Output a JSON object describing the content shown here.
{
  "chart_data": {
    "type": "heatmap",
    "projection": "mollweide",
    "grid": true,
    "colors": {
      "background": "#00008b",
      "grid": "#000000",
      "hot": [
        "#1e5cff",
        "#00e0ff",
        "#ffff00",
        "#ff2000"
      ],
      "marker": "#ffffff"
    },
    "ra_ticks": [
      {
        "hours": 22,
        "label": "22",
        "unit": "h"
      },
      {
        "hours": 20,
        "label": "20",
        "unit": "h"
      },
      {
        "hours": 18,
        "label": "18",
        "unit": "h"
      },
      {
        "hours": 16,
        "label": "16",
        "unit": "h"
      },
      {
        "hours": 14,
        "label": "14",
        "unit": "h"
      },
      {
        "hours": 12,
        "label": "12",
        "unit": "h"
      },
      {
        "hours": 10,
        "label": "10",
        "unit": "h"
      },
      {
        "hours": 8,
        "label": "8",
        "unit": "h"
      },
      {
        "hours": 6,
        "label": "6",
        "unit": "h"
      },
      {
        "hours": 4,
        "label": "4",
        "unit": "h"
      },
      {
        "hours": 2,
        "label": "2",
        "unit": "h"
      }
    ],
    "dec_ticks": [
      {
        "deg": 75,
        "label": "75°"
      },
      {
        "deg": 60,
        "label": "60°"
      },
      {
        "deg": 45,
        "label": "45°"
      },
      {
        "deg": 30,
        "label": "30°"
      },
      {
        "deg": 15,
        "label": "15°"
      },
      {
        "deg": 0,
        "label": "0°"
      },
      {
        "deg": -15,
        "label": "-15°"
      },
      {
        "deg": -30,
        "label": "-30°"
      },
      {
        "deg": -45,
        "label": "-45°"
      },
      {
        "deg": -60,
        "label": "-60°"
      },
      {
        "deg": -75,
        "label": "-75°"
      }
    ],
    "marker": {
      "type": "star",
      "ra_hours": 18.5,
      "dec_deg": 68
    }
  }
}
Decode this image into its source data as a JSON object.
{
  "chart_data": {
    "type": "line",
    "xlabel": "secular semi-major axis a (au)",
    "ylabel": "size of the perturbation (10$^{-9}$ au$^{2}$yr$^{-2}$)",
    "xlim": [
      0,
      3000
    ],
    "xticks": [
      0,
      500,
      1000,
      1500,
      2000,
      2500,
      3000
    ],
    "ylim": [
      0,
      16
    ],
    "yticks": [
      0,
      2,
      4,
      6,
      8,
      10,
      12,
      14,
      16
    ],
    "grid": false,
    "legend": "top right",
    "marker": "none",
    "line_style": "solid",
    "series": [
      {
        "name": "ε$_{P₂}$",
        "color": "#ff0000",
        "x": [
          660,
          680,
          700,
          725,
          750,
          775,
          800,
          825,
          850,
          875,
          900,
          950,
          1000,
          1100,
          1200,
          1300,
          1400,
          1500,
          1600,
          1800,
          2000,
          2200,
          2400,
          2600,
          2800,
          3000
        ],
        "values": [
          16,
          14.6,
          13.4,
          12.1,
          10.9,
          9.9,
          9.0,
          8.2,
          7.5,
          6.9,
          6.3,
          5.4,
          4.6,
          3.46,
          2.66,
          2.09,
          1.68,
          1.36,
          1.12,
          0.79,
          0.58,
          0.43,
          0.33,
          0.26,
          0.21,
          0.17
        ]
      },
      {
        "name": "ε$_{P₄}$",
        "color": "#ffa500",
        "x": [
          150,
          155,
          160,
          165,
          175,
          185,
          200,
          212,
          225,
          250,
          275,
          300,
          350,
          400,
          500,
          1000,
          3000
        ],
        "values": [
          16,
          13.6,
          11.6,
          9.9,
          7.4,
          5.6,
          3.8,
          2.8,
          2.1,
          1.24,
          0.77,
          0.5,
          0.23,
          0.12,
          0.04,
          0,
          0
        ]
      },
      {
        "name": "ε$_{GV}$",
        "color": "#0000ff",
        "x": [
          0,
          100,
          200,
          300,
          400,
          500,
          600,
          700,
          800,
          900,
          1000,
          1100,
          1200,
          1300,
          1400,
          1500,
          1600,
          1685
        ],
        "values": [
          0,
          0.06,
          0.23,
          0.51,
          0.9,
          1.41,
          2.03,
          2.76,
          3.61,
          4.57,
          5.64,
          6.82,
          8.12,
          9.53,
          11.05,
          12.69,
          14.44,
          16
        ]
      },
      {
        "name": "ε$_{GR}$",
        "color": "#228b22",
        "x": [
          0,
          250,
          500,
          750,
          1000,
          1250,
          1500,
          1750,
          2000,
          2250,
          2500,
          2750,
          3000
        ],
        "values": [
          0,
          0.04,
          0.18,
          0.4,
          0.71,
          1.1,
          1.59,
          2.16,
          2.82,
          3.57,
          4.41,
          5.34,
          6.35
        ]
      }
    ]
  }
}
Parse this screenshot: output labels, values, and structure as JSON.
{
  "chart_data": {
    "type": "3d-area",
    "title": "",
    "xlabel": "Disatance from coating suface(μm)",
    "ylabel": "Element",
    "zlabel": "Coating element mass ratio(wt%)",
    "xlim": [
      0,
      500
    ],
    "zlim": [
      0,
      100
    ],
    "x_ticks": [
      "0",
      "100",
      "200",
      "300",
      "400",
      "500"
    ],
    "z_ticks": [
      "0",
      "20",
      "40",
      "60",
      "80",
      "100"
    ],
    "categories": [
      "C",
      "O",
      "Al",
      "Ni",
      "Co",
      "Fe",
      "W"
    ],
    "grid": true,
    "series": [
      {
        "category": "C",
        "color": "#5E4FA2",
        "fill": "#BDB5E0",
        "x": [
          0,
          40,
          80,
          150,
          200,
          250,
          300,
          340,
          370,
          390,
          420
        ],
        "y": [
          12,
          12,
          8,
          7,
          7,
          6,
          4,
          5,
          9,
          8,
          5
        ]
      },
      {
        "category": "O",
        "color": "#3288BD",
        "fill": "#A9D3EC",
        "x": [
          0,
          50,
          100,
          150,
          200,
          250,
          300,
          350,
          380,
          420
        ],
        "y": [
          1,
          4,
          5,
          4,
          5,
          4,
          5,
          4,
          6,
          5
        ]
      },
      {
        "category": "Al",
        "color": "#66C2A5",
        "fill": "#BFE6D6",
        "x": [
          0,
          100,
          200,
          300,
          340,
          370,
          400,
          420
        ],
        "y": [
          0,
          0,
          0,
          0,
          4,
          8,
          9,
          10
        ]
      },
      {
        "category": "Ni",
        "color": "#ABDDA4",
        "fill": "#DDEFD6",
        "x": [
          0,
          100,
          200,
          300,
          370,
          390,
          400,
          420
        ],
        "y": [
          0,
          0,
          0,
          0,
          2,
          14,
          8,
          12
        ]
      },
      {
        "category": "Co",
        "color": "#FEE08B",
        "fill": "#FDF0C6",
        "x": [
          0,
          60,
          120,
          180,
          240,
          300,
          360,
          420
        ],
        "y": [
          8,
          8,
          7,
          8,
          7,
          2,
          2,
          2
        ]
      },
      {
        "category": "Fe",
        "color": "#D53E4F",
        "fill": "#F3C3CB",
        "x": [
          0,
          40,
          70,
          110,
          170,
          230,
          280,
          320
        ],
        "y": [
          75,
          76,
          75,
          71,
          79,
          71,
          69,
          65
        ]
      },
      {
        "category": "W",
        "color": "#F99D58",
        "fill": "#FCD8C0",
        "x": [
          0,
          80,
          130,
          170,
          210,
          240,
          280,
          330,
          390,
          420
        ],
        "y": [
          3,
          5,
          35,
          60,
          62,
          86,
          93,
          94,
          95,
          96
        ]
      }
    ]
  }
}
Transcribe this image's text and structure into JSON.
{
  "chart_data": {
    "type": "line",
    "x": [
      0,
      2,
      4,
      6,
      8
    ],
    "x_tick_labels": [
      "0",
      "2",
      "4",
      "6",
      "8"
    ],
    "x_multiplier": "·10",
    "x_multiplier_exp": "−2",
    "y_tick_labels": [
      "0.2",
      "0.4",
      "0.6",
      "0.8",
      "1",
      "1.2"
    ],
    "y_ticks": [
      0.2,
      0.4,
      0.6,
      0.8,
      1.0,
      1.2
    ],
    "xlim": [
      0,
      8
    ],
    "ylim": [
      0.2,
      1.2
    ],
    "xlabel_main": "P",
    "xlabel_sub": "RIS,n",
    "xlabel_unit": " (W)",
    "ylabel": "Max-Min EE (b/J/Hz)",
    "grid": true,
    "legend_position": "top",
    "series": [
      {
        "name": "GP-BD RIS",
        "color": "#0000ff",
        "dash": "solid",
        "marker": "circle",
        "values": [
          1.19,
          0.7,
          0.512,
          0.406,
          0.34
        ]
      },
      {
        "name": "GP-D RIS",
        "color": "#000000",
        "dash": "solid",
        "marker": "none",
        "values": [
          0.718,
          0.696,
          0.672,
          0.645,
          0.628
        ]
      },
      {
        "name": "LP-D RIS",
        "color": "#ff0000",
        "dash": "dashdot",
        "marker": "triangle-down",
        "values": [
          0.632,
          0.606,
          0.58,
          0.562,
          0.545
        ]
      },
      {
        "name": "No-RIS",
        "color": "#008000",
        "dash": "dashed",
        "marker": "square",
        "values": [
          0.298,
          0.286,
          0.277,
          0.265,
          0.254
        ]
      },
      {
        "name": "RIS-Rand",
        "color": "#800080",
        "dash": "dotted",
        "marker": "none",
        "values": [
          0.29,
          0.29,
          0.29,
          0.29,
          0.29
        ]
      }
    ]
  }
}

• • • •

• Job:
Determine the number of lines where the string "dash" occurs, and give that number only.

• The reply:
5